§ **Short problem**:
Copy out every record below, word for word.
[start]
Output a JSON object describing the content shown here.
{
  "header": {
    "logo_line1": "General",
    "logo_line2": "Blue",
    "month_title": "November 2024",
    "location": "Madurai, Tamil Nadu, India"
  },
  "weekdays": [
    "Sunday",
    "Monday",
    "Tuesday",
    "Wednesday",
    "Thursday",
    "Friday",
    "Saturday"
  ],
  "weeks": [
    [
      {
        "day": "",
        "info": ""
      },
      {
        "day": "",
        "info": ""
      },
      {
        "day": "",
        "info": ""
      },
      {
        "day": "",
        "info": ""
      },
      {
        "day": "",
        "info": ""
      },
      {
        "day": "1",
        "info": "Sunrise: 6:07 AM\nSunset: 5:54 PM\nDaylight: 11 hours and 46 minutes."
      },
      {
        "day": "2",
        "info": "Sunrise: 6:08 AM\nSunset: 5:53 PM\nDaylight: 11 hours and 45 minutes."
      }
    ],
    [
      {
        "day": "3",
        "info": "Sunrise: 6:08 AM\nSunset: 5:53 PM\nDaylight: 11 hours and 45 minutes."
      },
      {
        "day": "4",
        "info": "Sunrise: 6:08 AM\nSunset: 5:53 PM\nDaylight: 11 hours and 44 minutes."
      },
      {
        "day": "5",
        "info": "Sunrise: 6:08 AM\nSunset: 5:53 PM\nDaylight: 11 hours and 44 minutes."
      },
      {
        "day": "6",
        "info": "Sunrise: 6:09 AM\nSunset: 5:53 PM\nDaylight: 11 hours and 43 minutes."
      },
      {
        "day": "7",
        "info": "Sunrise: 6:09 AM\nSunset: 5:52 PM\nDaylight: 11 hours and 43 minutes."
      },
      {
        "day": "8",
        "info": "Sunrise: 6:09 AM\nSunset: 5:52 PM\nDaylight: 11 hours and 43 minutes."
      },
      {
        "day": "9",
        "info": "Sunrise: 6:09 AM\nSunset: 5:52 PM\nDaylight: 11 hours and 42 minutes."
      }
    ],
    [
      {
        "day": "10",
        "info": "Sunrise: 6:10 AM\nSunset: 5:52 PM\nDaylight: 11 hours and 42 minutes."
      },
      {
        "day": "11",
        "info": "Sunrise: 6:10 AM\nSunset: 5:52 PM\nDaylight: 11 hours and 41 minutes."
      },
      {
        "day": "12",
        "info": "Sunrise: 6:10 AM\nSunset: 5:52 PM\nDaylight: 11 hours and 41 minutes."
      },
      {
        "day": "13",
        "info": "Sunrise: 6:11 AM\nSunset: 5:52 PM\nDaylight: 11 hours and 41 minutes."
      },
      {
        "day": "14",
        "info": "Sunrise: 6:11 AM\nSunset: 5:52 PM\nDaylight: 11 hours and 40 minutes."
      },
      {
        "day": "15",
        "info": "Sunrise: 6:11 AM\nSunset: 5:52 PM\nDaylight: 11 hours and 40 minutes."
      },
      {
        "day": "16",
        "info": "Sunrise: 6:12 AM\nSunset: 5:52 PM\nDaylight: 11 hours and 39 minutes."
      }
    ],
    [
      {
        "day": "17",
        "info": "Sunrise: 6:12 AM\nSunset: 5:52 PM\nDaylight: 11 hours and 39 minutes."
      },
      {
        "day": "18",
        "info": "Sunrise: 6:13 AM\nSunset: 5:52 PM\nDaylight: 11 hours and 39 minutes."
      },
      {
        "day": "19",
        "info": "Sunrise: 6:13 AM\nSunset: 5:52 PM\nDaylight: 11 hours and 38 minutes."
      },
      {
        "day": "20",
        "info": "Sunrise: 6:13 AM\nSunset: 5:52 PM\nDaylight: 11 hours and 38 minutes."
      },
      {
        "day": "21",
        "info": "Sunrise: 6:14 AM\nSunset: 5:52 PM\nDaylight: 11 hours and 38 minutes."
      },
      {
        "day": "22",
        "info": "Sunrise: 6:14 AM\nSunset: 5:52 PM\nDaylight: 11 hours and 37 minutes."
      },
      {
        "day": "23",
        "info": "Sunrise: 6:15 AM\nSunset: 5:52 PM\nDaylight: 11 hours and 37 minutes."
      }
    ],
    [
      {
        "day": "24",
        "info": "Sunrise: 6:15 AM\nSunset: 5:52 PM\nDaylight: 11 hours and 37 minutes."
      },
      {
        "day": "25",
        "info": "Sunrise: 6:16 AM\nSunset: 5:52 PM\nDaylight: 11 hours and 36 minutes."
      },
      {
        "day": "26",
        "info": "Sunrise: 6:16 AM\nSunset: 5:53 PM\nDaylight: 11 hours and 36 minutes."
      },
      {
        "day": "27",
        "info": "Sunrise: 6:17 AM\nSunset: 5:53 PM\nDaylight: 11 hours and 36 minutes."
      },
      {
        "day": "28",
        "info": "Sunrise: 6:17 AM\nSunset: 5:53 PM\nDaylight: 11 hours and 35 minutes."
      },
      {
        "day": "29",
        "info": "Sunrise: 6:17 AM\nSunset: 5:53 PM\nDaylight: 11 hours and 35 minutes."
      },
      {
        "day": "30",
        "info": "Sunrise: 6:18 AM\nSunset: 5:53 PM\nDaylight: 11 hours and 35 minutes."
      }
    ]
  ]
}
[end]
§ **Solution for this task**:
Output a JSON object describing the content shown here.
{
  "header": {
    "logo_line1": "General",
    "logo_line2": "Blue",
    "month_title": "November 2024",
    "location": "Madurai, Tamil Nadu, India"
  },
  "weekdays": [
    "Sunday",
    "Monday",
    "Tuesday",
    "Wednesday",
    "Thursday",
    "Friday",
    "Saturday"
  ],
  "weeks": [
    [
      {
        "day": "",
        "info": ""
      },
      {
        "day": "",
        "info": ""
      },
      {
        "day": "",
        "info": ""
      },
      {
        "day": "",
        "info": ""
      },
      {
        "day": "",
        "info": ""
      },
      {
        "day": "1",
        "info": "Sunrise: 6:07 AM\nSunset: 5:54 PM\nDaylight: 11 hours and 46 minutes."
      },
      {
        "day": "2",
        "info": "Sunrise: 6:08 AM\nSunset: 5:53 PM\nDaylight: 11 hours and 45 minutes."
      }
    ],
    [
      {
        "day": "3",
        "info": "Sunrise: 6:08 AM\nSunset: 5:53 PM\nDaylight: 11 hours and 45 minutes."
      },
      {
        "day": "4",
        "info": "Sunrise: 6:08 AM\nSunset: 5:53 PM\nDaylight: 11 hours and 44 minutes."
      },
      {
        "day": "5",
        "info": "Sunrise: 6:08 AM\nSunset: 5:53 PM\nDaylight: 11 hours and 44 minutes."
      },
      {
        "day": "6",
        "info": "Sunrise: 6:09 AM\nSunset: 5:53 PM\nDaylight: 11 hours and 43 minutes."
      },
      {
        "day": "7",
        "info": "Sunrise: 6:09 AM\nSunset: 5:52 PM\nDaylight: 11 hours and 43 minutes."
      },
      {
        "day": "8",
        "info": "Sunrise: 6:09 AM\nSunset: 5:52 PM\nDaylight: 11 hours and 43 minutes."
      },
      {
        "day": "9",
        "info": "Sunrise: 6:09 AM\nSunset: 5:52 PM\nDaylight: 11 hours and 42 minutes."
      }
    ],
    [
      {
        "day": "10",
        "info": "Sunrise: 6:10 AM\nSunset: 5:52 PM\nDaylight: 11 hours and 42 minutes."
      },
      {
        "day": "11",
        "info": "Sunrise: 6:10 AM\nSunset: 5:52 PM\nDaylight: 11 hours and 41 minutes."
      },
      {
        "day": "12",
        "info": "Sunrise: 6:10 AM\nSunset: 5:52 PM\nDaylight: 11 hours and 41 minutes."
      },
      {
        "day": "13",
        "info": "Sunrise: 6:11 AM\nSunset: 5:52 PM\nDaylight: 11 hours and 41 minutes."
      },
      {
        "day": "14",
        "info": "Sunrise: 6:11 AM\nSunset: 5:52 PM\nDaylight: 11 hours and 40 minutes."
      },
      {
        "day": "15",
        "info": "Sunrise: 6:11 AM\nSunset: 5:52 PM\nDaylight: 11 hours and 40 minutes."
      },
      {
        "day": "16",
        "info": "Sunrise: 6:12 AM\nSunset: 5:52 PM\nDaylight: 11 hours and 39 minutes."
      }
    ],
    [
      {
        "day": "17",
        "info": "Sunrise: 6:12 AM\nSunset: 5:52 PM\nDaylight: 11 hours and 39 minutes."
      },
      {
        "day": "18",
        "info": "Sunrise: 6:13 AM\nSunset: 5:52 PM\nDaylight: 11 hours and 39 minutes."
      },
      {
        "day": "19",
        "info": "Sunrise: 6:13 AM\nSunset: 5:52 PM\nDaylight: 11 hours and 38 minutes."
      },
      {
        "day": "20",
        "info": "Sunrise: 6:13 AM\nSunset: 5:52 PM\nDaylight: 11 hours and 38 minutes."
      },
      {
        "day": "21",
        "info": "Sunrise: 6:14 AM\nSunset: 5:52 PM\nDaylight: 11 hours and 38 minutes."
      },
      {
        "day": "22",
        "info": "Sunrise: 6:14 AM\nSunset: 5:52 PM\nDaylight: 11 hours and 37 minutes."
      },
      {
        "day": "23",
        "info": "Sunrise: 6:15 AM\nSunset: 5:52 PM\nDaylight: 11 hours and 37 minutes."
      }
    ],
    [
      {
        "day": "24",
        "info": "Sunrise: 6:15 AM\nSunset: 5:52 PM\nDaylight: 11 hours and 37 minutes."
      },
      {
        "day": "25",
        "info": "Sunrise: 6:16 AM\nSunset: 5:52 PM\nDaylight: 11 hours and 36 minutes."
      },
      {
        "day": "26",
        "info": "Sunrise: 6:16 AM\nSunset: 5:53 PM\nDaylight: 11 hours and 36 minutes."
      },
      {
        "day": "27",
        "info": "Sunrise: 6:17 AM\nSunset: 5:53 PM\nDaylight: 11 hours and 36 minutes."
      },
      {
        "day": "28",
        "info": "Sunrise: 6:17 AM\nSunset: 5:53 PM\nDaylight: 11 hours and 35 minutes."
      },
      {
        "day": "29",
        "info": "Sunrise: 6:17 AM\nSunset: 5:53 PM\nDaylight: 11 hours and 35 minutes."
      },
      {
        "day": "30",
        "info": "Sunrise: 6:18 AM\nSunset: 5:53 PM\nDaylight: 11 hours and 35 minutes."
      }
    ]
  ]
}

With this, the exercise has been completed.